#### [Stored data]
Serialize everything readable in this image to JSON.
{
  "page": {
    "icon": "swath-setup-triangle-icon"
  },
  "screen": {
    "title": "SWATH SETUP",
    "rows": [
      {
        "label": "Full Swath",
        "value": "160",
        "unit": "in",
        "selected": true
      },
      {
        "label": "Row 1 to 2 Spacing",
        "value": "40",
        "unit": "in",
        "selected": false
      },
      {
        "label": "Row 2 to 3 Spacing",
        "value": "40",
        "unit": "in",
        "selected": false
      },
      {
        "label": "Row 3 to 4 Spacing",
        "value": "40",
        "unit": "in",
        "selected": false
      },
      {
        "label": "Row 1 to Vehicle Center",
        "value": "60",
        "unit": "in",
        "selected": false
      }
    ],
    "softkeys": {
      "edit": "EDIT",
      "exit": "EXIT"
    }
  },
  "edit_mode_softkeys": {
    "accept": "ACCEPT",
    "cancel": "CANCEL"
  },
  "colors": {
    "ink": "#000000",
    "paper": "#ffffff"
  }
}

#### [Exercise directions]
Restate the listing in full, word for word.

#### [Response to the task]
Serialize everything readable in this image to JSON.
{
  "page": {
    "icon": "swath-setup-triangle-icon"
  },
  "screen": {
    "title": "SWATH SETUP",
    "rows": [
      {
        "label": "Full Swath",
        "value": "160",
        "unit": "in",
        "selected": true
      },
      {
        "label": "Row 1 to 2 Spacing",
        "value": "40",
        "unit": "in",
        "selected": false
      },
      {
        "label": "Row 2 to 3 Spacing",
        "value": "40",
        "unit": "in",
        "selected": false
      },
      {
        "label": "Row 3 to 4 Spacing",
        "value": "40",
        "unit": "in",
        "selected": false
      },
      {
        "label": "Row 1 to Vehicle Center",
        "value": "60",
        "unit": "in",
        "selected": false
      }
    ],
    "softkeys": {
      "edit": "EDIT",
      "exit": "EXIT"
    }
  },
  "edit_mode_softkeys": {
    "accept": "ACCEPT",
    "cancel": "CANCEL"
  },
  "colors": {
    "ink": "#000000",
    "paper": "#ffffff"
  }
}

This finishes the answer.